**WHAT THE TASK REQUIRES:** Report each line of the data that has "name" somewhere in it.

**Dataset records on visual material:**
####

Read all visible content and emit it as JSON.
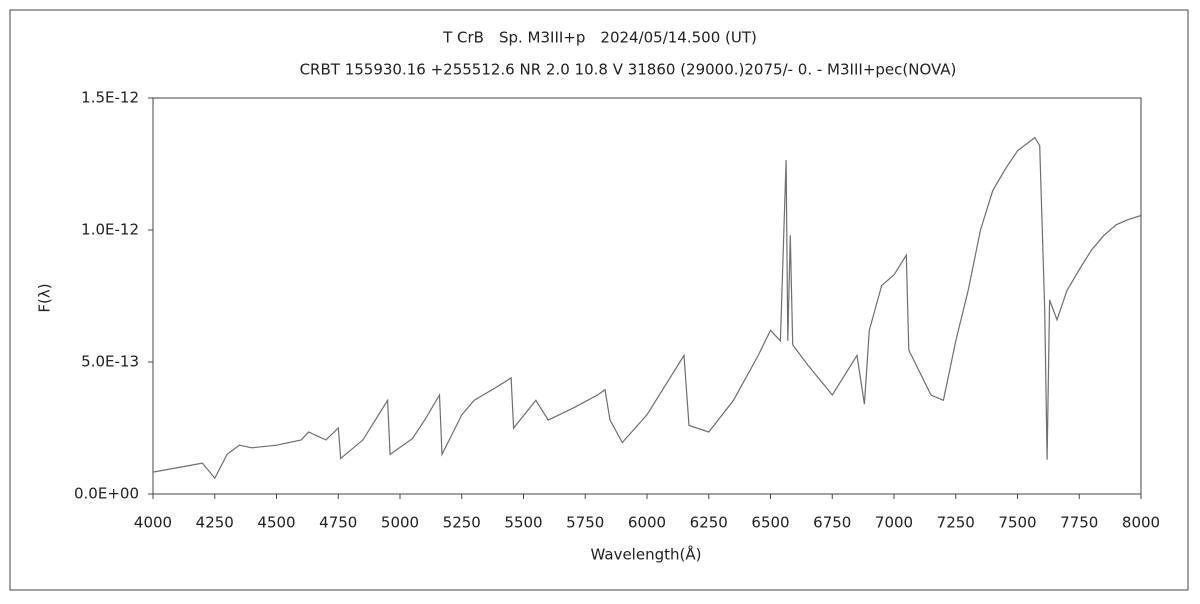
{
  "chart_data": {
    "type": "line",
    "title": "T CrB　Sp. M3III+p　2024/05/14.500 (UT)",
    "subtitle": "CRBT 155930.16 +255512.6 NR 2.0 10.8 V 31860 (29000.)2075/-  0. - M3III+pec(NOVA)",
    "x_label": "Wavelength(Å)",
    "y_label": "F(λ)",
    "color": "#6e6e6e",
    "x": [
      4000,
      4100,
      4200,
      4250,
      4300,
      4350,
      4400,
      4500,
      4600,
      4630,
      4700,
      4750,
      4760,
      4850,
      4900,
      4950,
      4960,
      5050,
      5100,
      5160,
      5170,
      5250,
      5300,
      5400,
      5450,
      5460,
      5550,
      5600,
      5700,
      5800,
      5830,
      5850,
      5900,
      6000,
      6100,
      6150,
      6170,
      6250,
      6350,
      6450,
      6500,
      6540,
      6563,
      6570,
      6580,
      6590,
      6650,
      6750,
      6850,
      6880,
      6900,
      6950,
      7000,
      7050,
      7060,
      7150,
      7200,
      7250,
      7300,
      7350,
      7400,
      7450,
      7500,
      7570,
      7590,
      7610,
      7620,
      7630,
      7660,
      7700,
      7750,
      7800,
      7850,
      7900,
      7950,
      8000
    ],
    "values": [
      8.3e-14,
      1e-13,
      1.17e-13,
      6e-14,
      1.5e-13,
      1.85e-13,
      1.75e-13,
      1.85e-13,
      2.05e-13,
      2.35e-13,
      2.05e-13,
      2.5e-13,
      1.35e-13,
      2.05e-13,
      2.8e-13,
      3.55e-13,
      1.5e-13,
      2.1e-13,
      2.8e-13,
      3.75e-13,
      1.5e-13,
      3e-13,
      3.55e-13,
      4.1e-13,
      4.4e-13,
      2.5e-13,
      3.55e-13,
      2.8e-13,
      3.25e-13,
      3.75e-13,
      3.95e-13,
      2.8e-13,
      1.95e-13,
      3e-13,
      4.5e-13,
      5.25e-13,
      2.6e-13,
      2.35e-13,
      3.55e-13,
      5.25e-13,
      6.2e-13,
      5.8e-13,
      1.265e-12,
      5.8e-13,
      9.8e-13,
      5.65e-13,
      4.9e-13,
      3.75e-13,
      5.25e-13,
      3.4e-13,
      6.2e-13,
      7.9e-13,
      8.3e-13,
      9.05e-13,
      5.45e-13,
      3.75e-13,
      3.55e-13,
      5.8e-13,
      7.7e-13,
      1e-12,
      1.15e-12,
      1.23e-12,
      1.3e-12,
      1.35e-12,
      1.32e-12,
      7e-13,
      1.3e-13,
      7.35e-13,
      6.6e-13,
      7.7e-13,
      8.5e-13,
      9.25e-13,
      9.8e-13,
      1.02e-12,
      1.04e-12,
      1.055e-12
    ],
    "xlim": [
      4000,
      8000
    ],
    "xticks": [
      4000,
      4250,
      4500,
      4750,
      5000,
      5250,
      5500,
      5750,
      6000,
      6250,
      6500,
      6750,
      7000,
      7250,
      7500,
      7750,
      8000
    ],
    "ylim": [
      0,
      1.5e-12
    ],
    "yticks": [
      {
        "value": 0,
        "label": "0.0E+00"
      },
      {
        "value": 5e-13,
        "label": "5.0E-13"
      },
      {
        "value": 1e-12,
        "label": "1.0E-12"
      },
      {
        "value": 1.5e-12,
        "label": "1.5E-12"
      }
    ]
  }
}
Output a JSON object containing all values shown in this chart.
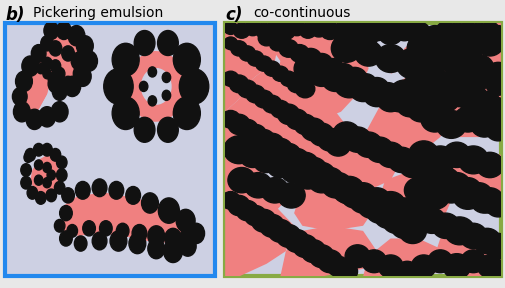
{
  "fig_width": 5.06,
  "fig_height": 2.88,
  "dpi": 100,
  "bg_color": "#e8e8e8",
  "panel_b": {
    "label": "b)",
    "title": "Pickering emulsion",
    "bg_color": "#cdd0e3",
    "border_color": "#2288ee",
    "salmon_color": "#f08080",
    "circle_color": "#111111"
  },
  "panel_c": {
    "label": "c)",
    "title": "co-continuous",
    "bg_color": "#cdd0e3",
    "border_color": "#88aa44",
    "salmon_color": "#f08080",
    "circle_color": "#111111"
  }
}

####

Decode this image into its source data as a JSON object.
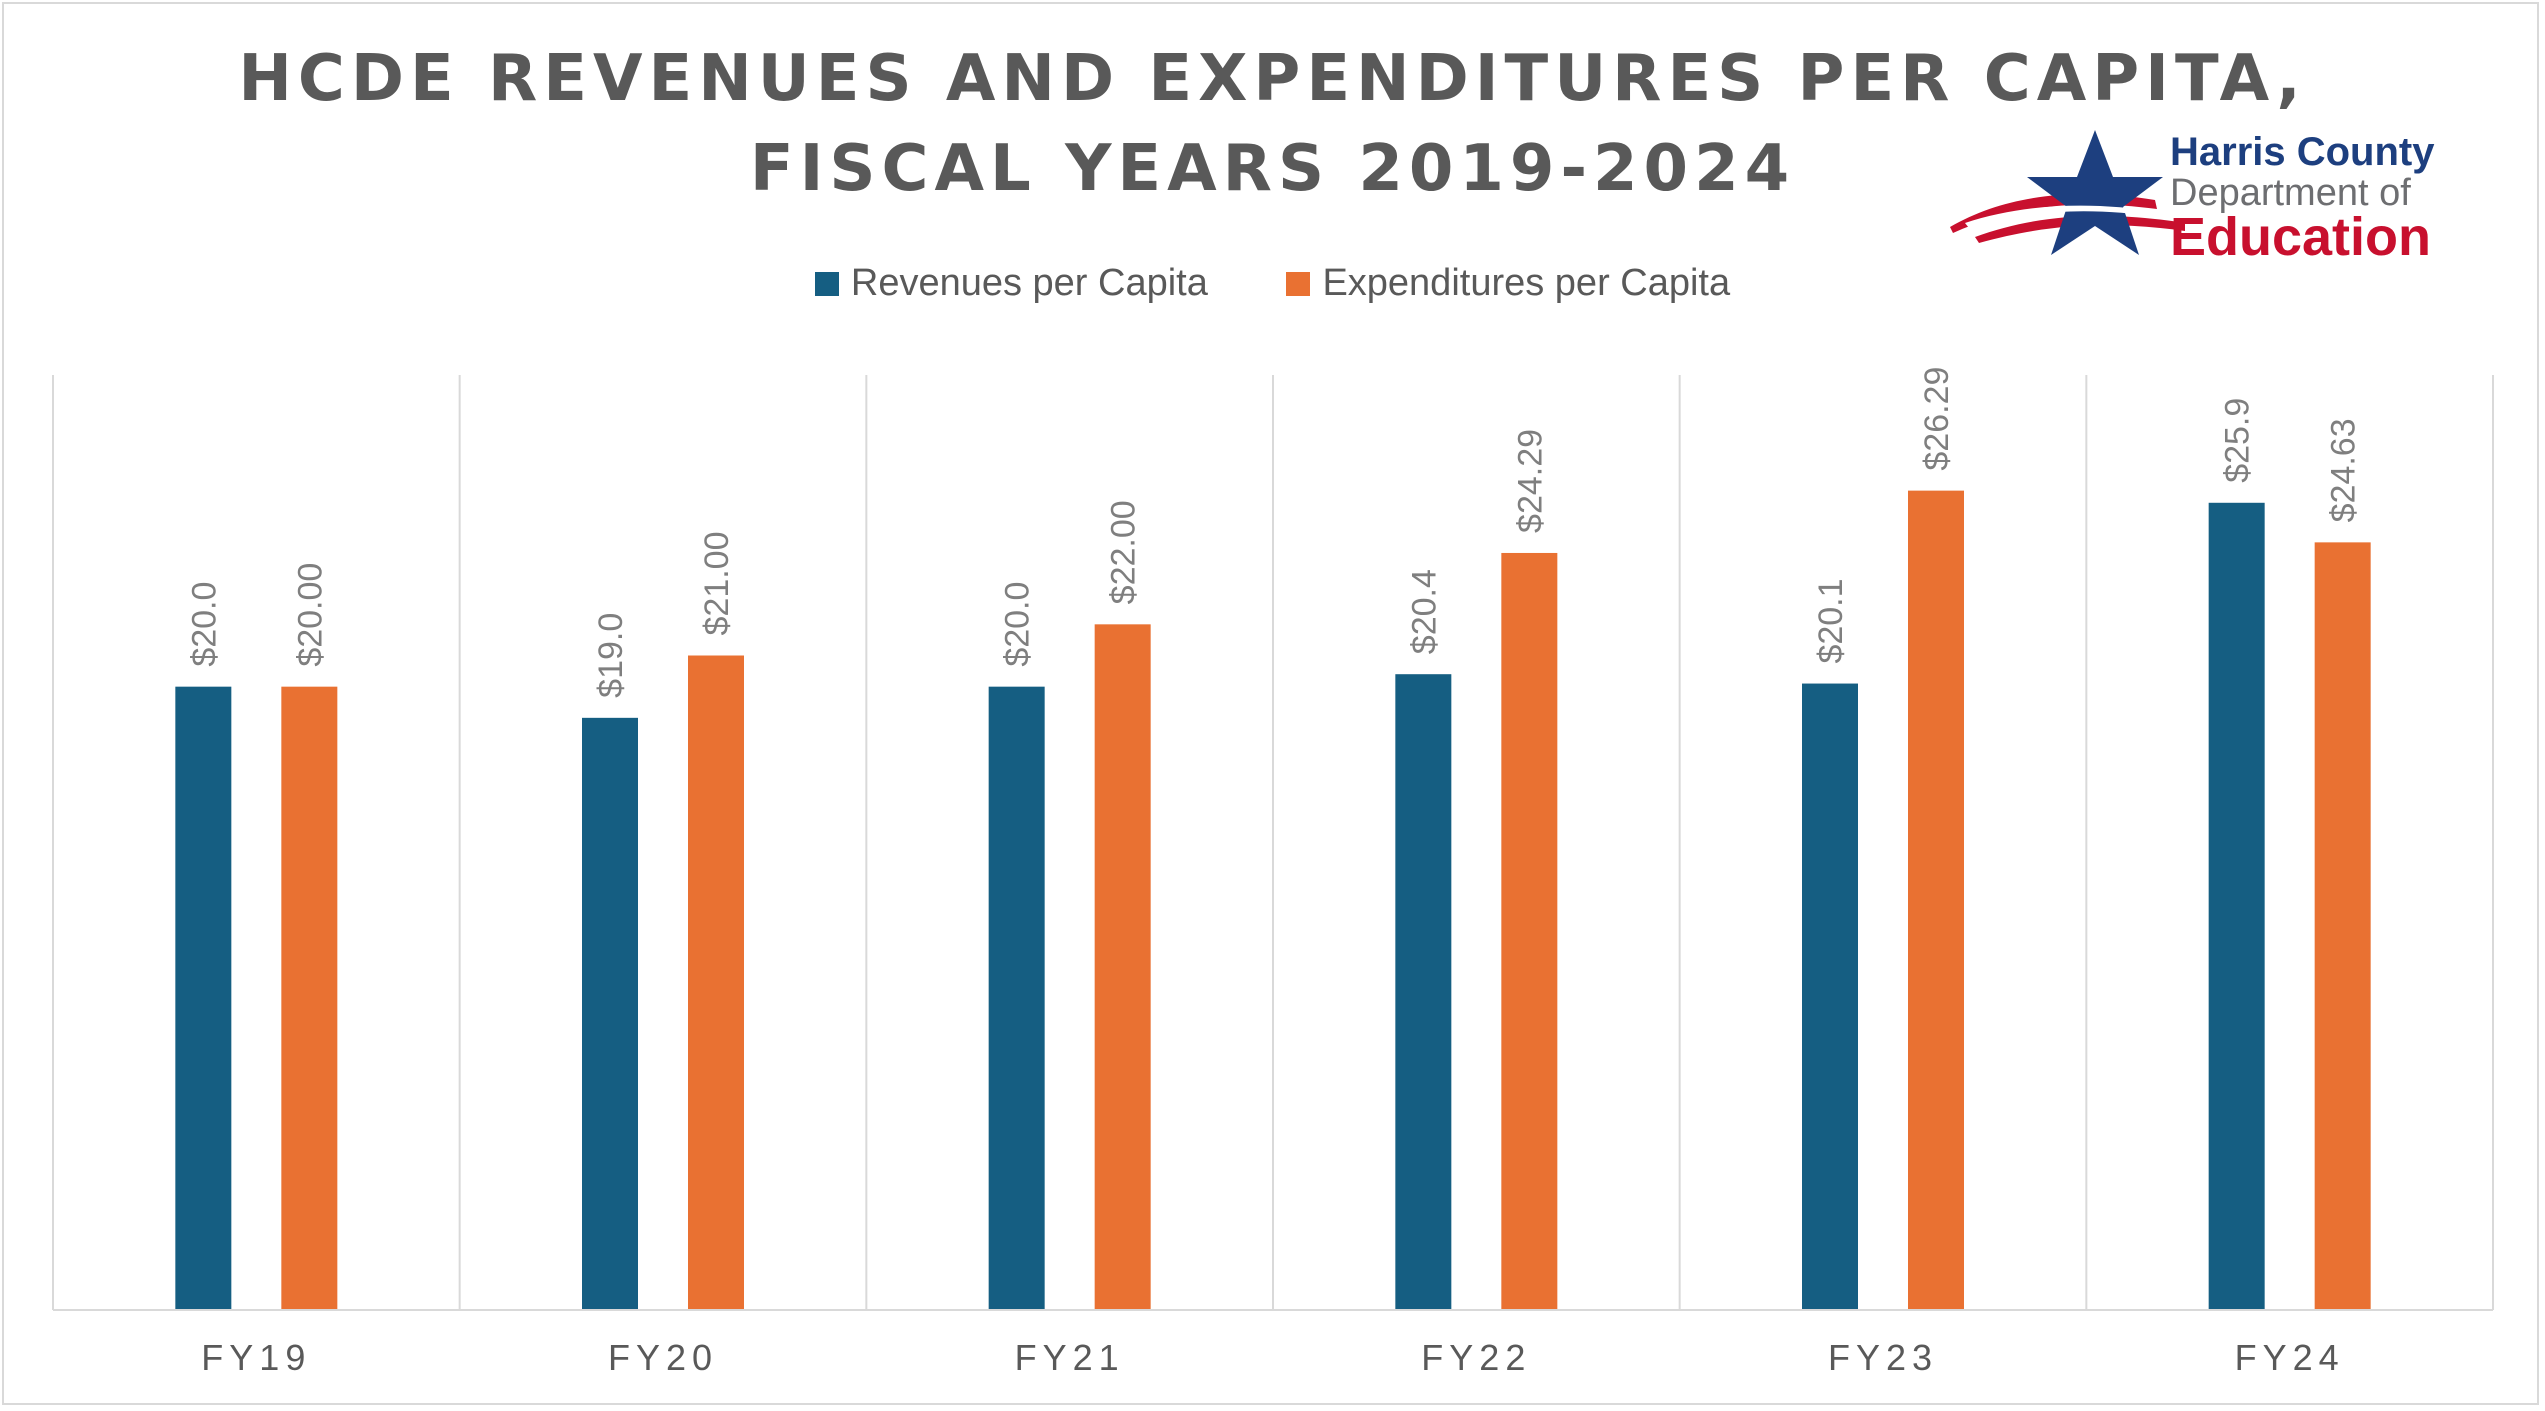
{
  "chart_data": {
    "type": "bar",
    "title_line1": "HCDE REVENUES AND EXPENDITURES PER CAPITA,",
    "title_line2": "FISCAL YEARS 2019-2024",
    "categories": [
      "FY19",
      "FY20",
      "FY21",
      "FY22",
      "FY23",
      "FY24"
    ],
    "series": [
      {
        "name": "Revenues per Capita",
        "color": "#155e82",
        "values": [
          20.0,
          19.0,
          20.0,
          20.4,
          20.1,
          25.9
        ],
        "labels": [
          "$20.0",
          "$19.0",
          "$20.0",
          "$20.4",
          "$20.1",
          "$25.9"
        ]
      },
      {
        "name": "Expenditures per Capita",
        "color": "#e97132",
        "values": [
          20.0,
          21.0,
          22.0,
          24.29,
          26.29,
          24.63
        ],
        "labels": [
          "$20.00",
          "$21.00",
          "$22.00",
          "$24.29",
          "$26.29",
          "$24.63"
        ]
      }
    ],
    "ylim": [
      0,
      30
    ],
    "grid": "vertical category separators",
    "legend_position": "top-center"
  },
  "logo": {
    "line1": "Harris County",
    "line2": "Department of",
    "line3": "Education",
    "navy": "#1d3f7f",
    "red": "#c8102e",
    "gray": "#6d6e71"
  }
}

####

**SOLUTION TO THIS TASK:**
        "name": "Revenues per Capita",
        "name": "Expenditures per Capita",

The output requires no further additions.